Objective →
Among the lines below, list those containing the string "water".

Extracted material →
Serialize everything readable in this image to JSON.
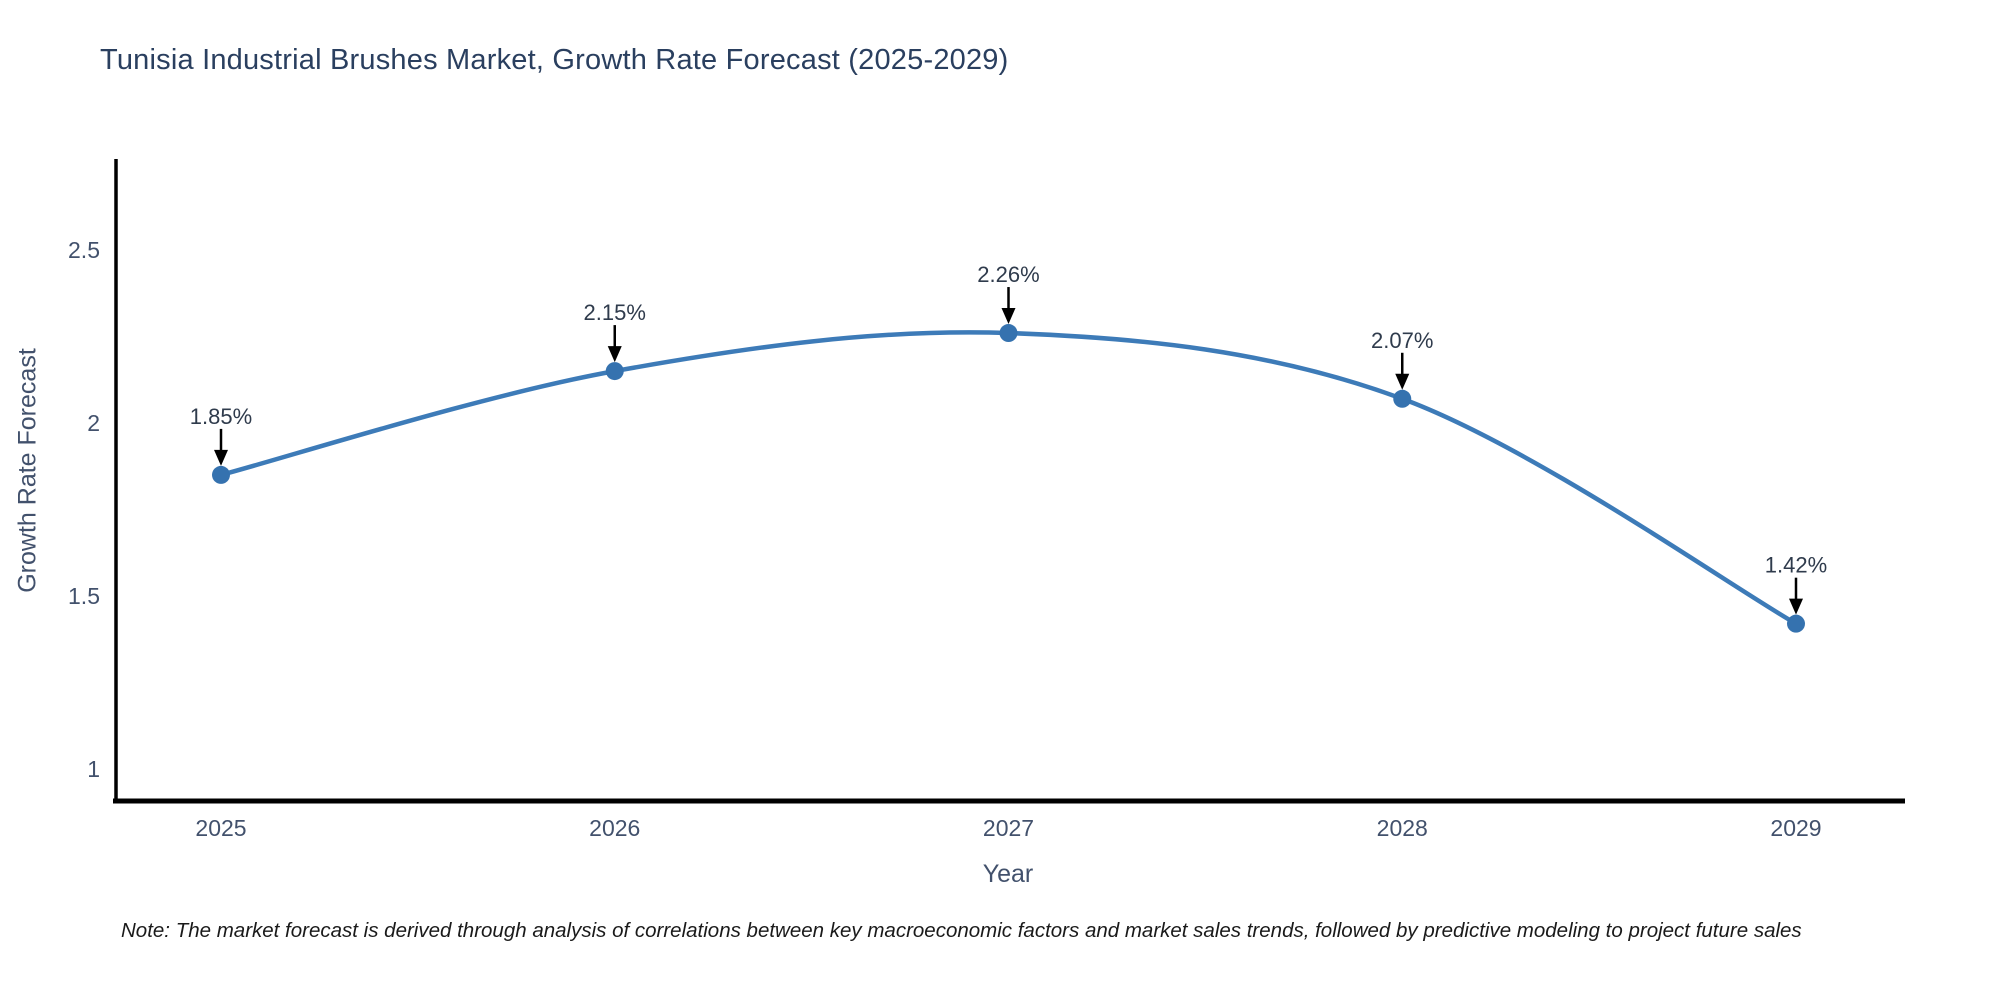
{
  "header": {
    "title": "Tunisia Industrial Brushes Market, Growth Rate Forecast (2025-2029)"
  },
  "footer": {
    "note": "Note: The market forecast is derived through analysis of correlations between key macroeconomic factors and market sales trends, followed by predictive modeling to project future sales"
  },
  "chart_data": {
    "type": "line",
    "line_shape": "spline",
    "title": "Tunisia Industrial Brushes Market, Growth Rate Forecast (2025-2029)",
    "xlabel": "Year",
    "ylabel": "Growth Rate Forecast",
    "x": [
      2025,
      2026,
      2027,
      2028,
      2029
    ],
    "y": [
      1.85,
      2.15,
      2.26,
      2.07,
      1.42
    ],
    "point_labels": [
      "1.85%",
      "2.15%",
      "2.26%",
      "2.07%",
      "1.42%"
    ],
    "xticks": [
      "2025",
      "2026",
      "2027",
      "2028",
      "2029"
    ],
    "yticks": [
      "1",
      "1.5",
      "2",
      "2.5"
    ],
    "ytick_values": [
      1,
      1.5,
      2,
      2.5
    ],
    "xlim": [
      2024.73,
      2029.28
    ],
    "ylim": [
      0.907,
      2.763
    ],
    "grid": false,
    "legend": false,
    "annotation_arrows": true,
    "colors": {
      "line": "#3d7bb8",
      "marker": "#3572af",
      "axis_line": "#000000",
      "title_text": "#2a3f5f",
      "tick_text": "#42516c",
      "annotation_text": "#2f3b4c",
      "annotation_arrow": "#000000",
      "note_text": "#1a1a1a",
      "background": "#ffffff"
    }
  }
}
--
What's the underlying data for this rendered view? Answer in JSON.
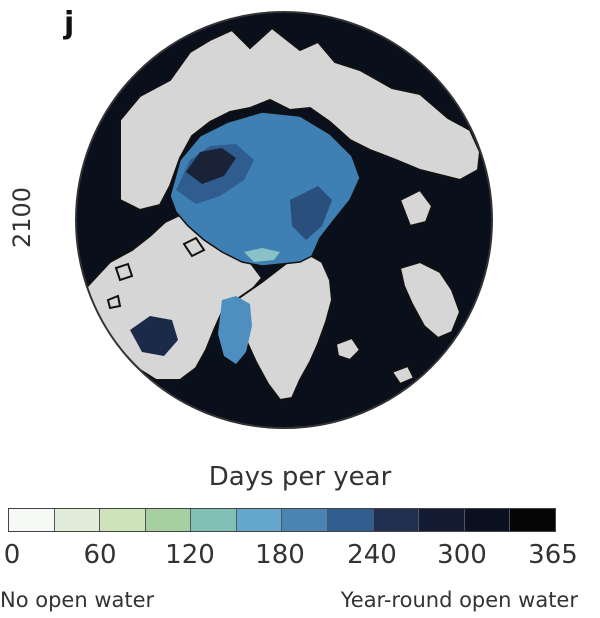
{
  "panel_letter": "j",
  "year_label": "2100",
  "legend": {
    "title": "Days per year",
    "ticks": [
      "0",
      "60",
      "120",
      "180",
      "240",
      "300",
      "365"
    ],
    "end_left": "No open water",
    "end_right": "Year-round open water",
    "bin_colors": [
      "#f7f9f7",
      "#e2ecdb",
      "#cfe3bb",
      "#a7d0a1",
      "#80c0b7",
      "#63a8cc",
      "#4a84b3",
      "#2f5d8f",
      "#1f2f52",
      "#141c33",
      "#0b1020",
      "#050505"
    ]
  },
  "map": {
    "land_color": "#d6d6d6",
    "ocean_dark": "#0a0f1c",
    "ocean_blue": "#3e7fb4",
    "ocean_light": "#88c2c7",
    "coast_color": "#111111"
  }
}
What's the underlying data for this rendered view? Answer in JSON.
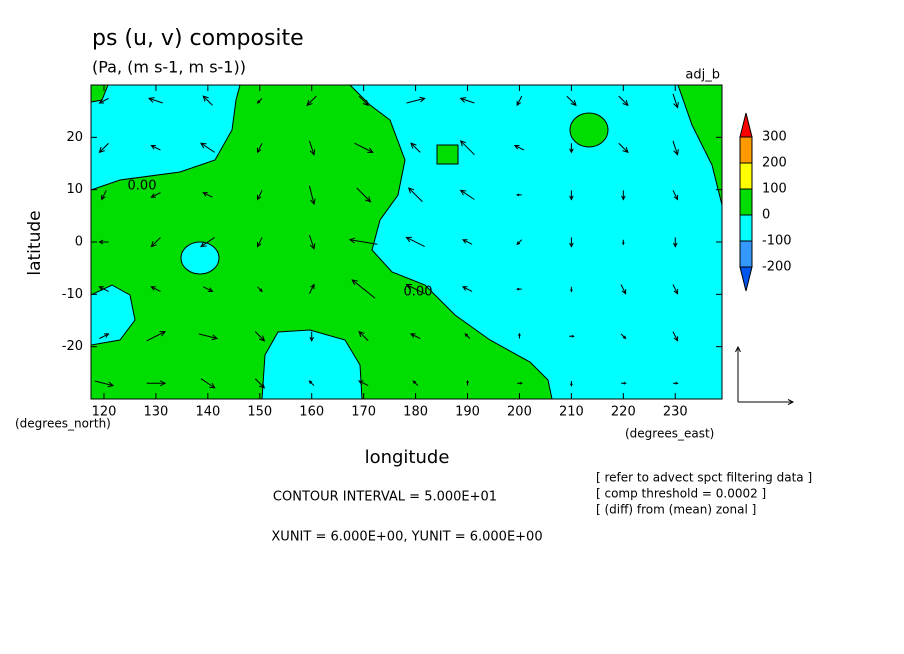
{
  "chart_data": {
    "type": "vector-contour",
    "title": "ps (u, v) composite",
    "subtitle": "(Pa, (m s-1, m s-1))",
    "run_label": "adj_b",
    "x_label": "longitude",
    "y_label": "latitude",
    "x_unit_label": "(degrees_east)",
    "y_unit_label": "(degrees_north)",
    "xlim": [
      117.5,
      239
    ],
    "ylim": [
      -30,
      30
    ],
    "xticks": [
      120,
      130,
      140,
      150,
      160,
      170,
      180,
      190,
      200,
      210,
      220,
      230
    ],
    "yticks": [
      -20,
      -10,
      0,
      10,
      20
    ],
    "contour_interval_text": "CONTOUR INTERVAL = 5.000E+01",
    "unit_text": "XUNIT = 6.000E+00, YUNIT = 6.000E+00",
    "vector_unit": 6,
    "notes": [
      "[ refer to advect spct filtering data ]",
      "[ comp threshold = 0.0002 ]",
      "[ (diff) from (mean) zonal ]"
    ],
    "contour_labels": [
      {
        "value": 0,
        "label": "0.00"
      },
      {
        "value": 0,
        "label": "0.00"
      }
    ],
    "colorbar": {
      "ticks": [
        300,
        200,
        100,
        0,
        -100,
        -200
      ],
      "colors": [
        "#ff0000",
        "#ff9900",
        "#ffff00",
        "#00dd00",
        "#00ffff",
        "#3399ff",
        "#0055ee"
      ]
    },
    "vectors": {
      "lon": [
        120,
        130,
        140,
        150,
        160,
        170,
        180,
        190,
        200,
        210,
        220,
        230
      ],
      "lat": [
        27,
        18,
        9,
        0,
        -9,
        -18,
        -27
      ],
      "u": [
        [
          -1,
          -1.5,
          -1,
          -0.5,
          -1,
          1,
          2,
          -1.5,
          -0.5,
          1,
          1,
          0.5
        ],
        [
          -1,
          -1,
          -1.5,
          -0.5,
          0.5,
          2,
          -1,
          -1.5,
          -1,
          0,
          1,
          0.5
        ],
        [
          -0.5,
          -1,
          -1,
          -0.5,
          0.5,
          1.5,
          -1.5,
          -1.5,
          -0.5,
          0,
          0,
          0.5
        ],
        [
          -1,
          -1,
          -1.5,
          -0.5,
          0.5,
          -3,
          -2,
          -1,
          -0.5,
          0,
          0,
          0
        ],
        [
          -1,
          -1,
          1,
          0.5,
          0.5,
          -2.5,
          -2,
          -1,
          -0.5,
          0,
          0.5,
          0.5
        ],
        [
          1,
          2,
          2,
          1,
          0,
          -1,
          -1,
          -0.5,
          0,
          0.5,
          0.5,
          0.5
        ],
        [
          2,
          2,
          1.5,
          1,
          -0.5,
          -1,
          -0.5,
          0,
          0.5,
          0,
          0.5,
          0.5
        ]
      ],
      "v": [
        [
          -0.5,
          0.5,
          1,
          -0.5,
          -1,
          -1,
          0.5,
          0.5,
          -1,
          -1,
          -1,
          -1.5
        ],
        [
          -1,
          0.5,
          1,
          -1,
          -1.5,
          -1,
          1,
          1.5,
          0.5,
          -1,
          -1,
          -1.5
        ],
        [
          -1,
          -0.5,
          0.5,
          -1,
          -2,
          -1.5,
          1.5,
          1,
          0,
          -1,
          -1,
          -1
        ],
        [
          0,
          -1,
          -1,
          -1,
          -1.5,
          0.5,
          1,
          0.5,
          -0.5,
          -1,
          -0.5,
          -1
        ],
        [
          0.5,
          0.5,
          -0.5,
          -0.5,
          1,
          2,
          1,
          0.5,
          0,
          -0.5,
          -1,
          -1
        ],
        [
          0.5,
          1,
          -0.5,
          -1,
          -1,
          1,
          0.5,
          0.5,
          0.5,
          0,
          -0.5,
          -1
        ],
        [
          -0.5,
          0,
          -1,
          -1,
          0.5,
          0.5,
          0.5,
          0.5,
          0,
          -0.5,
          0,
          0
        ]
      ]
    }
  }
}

Task result →
    "end_left": "No open water",
    "end_right": "Year-round open water",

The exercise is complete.